## PROBLEM DESCRIPTION
Gather up all lines that carry the word "this".
* * *
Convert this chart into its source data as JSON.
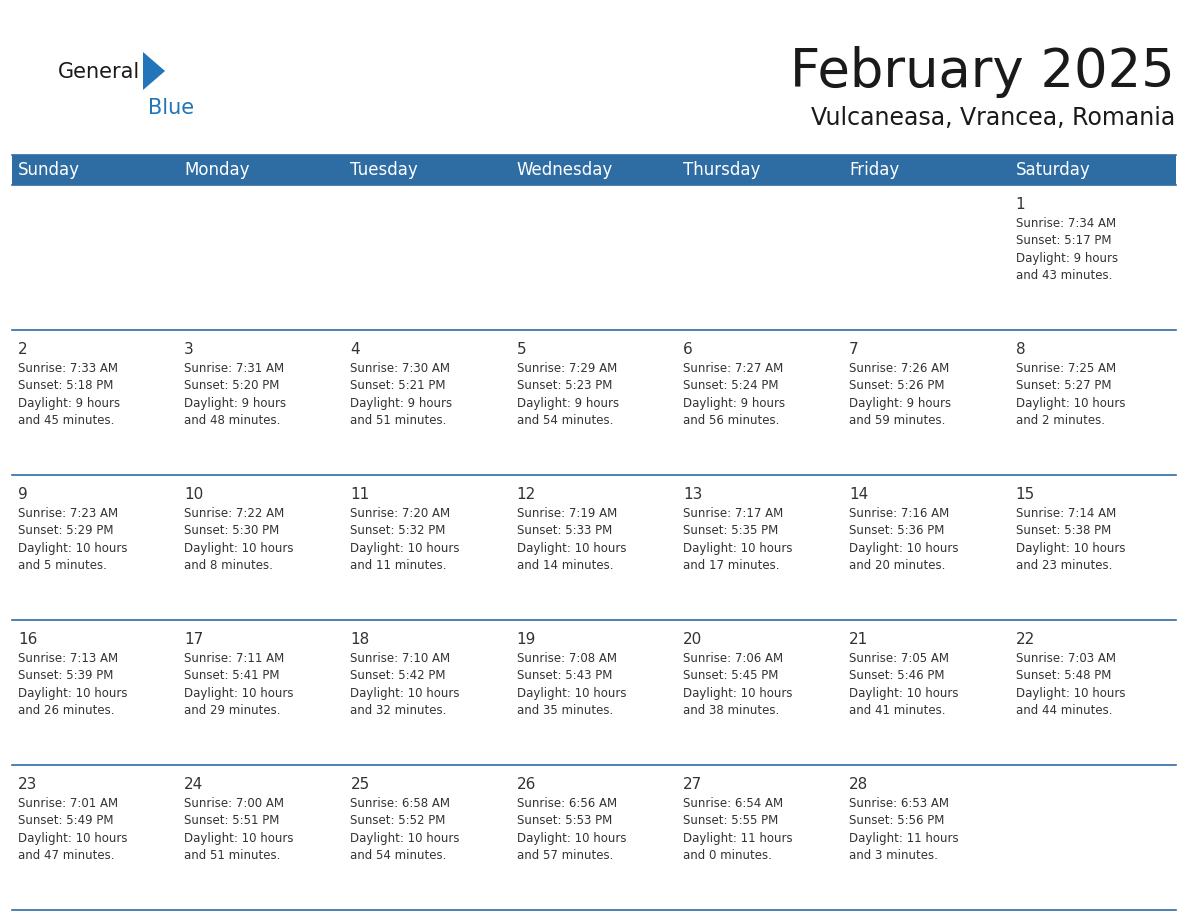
{
  "title": "February 2025",
  "subtitle": "Vulcaneasa, Vrancea, Romania",
  "header_color": "#2E6DA4",
  "header_text_color": "#FFFFFF",
  "cell_bg": "#FFFFFF",
  "cell_alt_bg": "#F0F4F8",
  "separator_color": "#2E6DA4",
  "text_color": "#333333",
  "day_names": [
    "Sunday",
    "Monday",
    "Tuesday",
    "Wednesday",
    "Thursday",
    "Friday",
    "Saturday"
  ],
  "title_fontsize": 38,
  "subtitle_fontsize": 17,
  "header_fontsize": 12,
  "day_num_fontsize": 11,
  "info_fontsize": 8.5,
  "weeks": [
    [
      {
        "day": "",
        "info": ""
      },
      {
        "day": "",
        "info": ""
      },
      {
        "day": "",
        "info": ""
      },
      {
        "day": "",
        "info": ""
      },
      {
        "day": "",
        "info": ""
      },
      {
        "day": "",
        "info": ""
      },
      {
        "day": "1",
        "info": "Sunrise: 7:34 AM\nSunset: 5:17 PM\nDaylight: 9 hours\nand 43 minutes."
      }
    ],
    [
      {
        "day": "2",
        "info": "Sunrise: 7:33 AM\nSunset: 5:18 PM\nDaylight: 9 hours\nand 45 minutes."
      },
      {
        "day": "3",
        "info": "Sunrise: 7:31 AM\nSunset: 5:20 PM\nDaylight: 9 hours\nand 48 minutes."
      },
      {
        "day": "4",
        "info": "Sunrise: 7:30 AM\nSunset: 5:21 PM\nDaylight: 9 hours\nand 51 minutes."
      },
      {
        "day": "5",
        "info": "Sunrise: 7:29 AM\nSunset: 5:23 PM\nDaylight: 9 hours\nand 54 minutes."
      },
      {
        "day": "6",
        "info": "Sunrise: 7:27 AM\nSunset: 5:24 PM\nDaylight: 9 hours\nand 56 minutes."
      },
      {
        "day": "7",
        "info": "Sunrise: 7:26 AM\nSunset: 5:26 PM\nDaylight: 9 hours\nand 59 minutes."
      },
      {
        "day": "8",
        "info": "Sunrise: 7:25 AM\nSunset: 5:27 PM\nDaylight: 10 hours\nand 2 minutes."
      }
    ],
    [
      {
        "day": "9",
        "info": "Sunrise: 7:23 AM\nSunset: 5:29 PM\nDaylight: 10 hours\nand 5 minutes."
      },
      {
        "day": "10",
        "info": "Sunrise: 7:22 AM\nSunset: 5:30 PM\nDaylight: 10 hours\nand 8 minutes."
      },
      {
        "day": "11",
        "info": "Sunrise: 7:20 AM\nSunset: 5:32 PM\nDaylight: 10 hours\nand 11 minutes."
      },
      {
        "day": "12",
        "info": "Sunrise: 7:19 AM\nSunset: 5:33 PM\nDaylight: 10 hours\nand 14 minutes."
      },
      {
        "day": "13",
        "info": "Sunrise: 7:17 AM\nSunset: 5:35 PM\nDaylight: 10 hours\nand 17 minutes."
      },
      {
        "day": "14",
        "info": "Sunrise: 7:16 AM\nSunset: 5:36 PM\nDaylight: 10 hours\nand 20 minutes."
      },
      {
        "day": "15",
        "info": "Sunrise: 7:14 AM\nSunset: 5:38 PM\nDaylight: 10 hours\nand 23 minutes."
      }
    ],
    [
      {
        "day": "16",
        "info": "Sunrise: 7:13 AM\nSunset: 5:39 PM\nDaylight: 10 hours\nand 26 minutes."
      },
      {
        "day": "17",
        "info": "Sunrise: 7:11 AM\nSunset: 5:41 PM\nDaylight: 10 hours\nand 29 minutes."
      },
      {
        "day": "18",
        "info": "Sunrise: 7:10 AM\nSunset: 5:42 PM\nDaylight: 10 hours\nand 32 minutes."
      },
      {
        "day": "19",
        "info": "Sunrise: 7:08 AM\nSunset: 5:43 PM\nDaylight: 10 hours\nand 35 minutes."
      },
      {
        "day": "20",
        "info": "Sunrise: 7:06 AM\nSunset: 5:45 PM\nDaylight: 10 hours\nand 38 minutes."
      },
      {
        "day": "21",
        "info": "Sunrise: 7:05 AM\nSunset: 5:46 PM\nDaylight: 10 hours\nand 41 minutes."
      },
      {
        "day": "22",
        "info": "Sunrise: 7:03 AM\nSunset: 5:48 PM\nDaylight: 10 hours\nand 44 minutes."
      }
    ],
    [
      {
        "day": "23",
        "info": "Sunrise: 7:01 AM\nSunset: 5:49 PM\nDaylight: 10 hours\nand 47 minutes."
      },
      {
        "day": "24",
        "info": "Sunrise: 7:00 AM\nSunset: 5:51 PM\nDaylight: 10 hours\nand 51 minutes."
      },
      {
        "day": "25",
        "info": "Sunrise: 6:58 AM\nSunset: 5:52 PM\nDaylight: 10 hours\nand 54 minutes."
      },
      {
        "day": "26",
        "info": "Sunrise: 6:56 AM\nSunset: 5:53 PM\nDaylight: 10 hours\nand 57 minutes."
      },
      {
        "day": "27",
        "info": "Sunrise: 6:54 AM\nSunset: 5:55 PM\nDaylight: 11 hours\nand 0 minutes."
      },
      {
        "day": "28",
        "info": "Sunrise: 6:53 AM\nSunset: 5:56 PM\nDaylight: 11 hours\nand 3 minutes."
      },
      {
        "day": "",
        "info": ""
      }
    ]
  ],
  "logo_color_general": "#1a1a1a",
  "logo_color_blue": "#2175B8",
  "logo_triangle_color": "#2175B8"
}
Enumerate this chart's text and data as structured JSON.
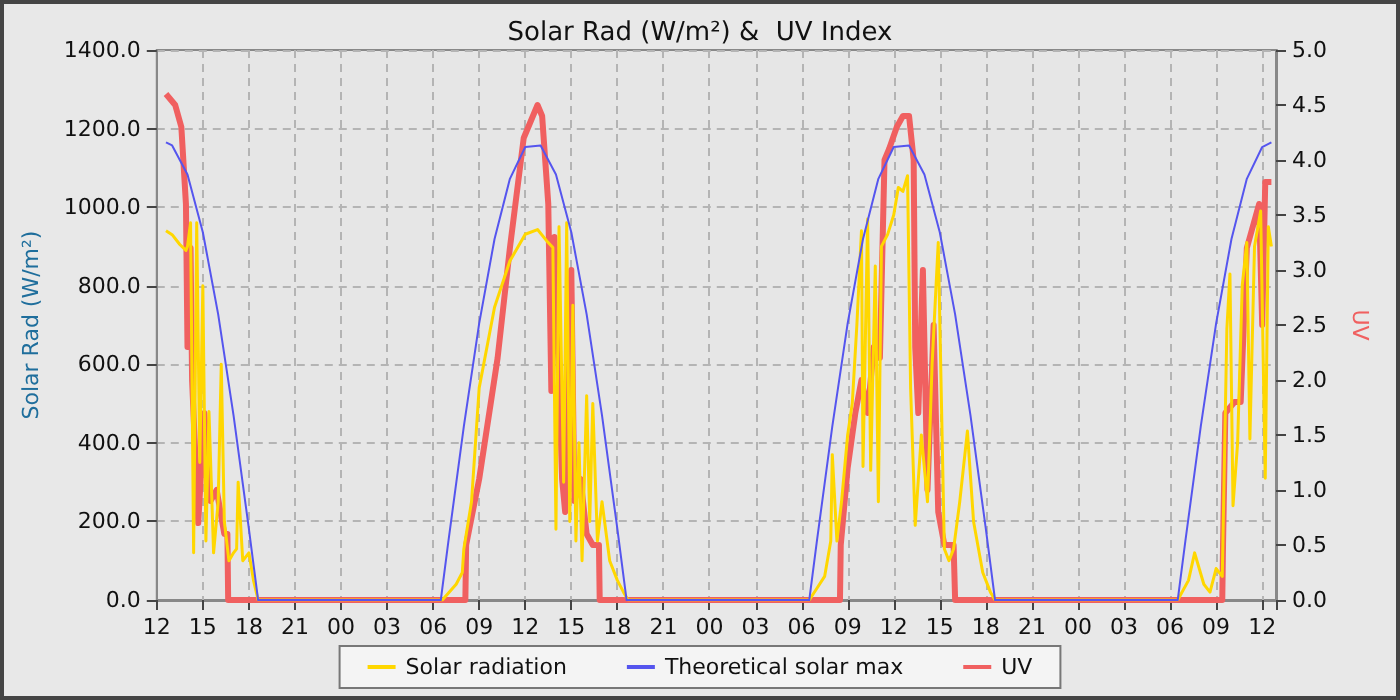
* * *
## FULL SOLUTION
Convert this chart into its source data as JSON.
Enumerate this chart's text and data as structured JSON.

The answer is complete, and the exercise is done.